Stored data
☆ ☆ ☆ ☆ ☆

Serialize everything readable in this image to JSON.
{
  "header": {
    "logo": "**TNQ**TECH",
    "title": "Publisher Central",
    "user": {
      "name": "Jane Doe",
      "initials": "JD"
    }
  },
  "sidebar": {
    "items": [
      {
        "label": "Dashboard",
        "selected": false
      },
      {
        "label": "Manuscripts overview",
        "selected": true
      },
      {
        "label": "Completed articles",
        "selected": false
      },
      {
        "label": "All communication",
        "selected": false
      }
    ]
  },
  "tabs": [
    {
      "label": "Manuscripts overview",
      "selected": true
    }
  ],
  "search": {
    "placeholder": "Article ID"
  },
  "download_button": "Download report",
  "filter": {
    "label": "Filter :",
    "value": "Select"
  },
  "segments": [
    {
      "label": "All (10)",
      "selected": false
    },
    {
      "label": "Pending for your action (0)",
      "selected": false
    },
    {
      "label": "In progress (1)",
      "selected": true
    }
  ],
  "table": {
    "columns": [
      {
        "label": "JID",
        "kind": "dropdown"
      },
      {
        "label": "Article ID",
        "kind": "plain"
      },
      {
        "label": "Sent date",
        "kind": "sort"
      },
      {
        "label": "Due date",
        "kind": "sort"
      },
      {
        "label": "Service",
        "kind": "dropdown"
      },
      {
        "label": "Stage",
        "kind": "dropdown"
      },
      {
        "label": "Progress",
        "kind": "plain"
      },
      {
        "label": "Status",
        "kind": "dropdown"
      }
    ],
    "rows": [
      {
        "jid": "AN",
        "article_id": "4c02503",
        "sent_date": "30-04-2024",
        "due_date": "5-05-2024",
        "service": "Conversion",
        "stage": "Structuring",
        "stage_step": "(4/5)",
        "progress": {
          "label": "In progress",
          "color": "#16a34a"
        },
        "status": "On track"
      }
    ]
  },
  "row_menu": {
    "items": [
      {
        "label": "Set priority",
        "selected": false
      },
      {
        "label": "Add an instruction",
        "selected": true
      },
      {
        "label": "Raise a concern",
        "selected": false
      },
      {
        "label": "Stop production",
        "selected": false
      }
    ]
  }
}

☆ ☆ ☆ ☆ ☆

(EXERCISE) Using the listing above, state the number of lines that hold "Manuscripts", with no other text.

(ANSWER TO THE TASK) 2